SOURCE RECORDS:
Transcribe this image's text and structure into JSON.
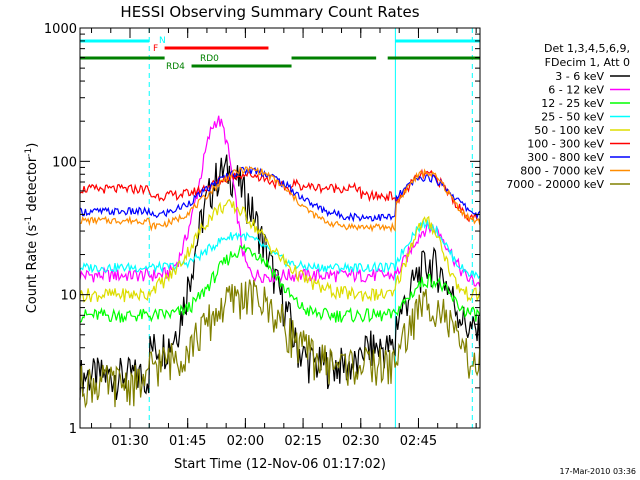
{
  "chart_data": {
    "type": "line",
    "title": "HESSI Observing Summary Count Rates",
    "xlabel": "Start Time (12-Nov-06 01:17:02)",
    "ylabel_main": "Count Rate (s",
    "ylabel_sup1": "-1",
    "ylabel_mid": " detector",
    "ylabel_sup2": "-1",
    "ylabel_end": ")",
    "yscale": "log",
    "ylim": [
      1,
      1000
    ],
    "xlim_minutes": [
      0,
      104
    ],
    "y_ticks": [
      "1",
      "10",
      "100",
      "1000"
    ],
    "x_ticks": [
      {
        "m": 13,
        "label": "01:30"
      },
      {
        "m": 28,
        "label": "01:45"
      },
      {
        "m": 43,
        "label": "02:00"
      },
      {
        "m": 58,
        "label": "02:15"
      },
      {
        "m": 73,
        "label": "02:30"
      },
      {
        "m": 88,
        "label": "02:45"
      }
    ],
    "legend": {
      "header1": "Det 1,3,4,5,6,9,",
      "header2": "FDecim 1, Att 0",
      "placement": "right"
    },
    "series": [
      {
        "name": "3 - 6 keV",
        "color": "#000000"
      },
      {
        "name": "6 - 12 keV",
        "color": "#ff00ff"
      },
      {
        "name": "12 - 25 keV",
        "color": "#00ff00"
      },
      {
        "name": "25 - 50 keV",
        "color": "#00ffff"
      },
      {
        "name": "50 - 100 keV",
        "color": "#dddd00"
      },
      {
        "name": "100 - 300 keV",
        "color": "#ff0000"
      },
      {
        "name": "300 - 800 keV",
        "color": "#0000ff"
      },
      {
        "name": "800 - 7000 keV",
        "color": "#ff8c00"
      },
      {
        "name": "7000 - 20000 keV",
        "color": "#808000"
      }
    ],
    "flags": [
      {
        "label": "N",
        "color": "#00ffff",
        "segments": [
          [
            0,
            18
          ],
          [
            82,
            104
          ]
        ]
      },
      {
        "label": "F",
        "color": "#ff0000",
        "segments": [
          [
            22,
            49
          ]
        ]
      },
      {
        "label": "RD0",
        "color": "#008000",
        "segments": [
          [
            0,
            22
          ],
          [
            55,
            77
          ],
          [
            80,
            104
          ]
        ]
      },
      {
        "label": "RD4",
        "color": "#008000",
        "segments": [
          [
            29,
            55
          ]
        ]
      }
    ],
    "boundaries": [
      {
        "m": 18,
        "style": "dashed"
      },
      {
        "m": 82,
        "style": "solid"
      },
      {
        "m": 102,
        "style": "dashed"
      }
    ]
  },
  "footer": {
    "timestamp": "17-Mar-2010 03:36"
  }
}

SHORT EXERCISE: Go through the records and show every line with the string "name" in it.

RESPONSE TO THIS TASK:
        "name": "3 - 6 keV",
        "name": "6 - 12 keV",
        "name": "12 - 25 keV",
        "name": "25 - 50 keV",
        "name": "50 - 100 keV",
        "name": "100 - 300 keV",
        "name": "300 - 800 keV",
        "name": "800 - 7000 keV",
        "name": "7000 - 20000 keV",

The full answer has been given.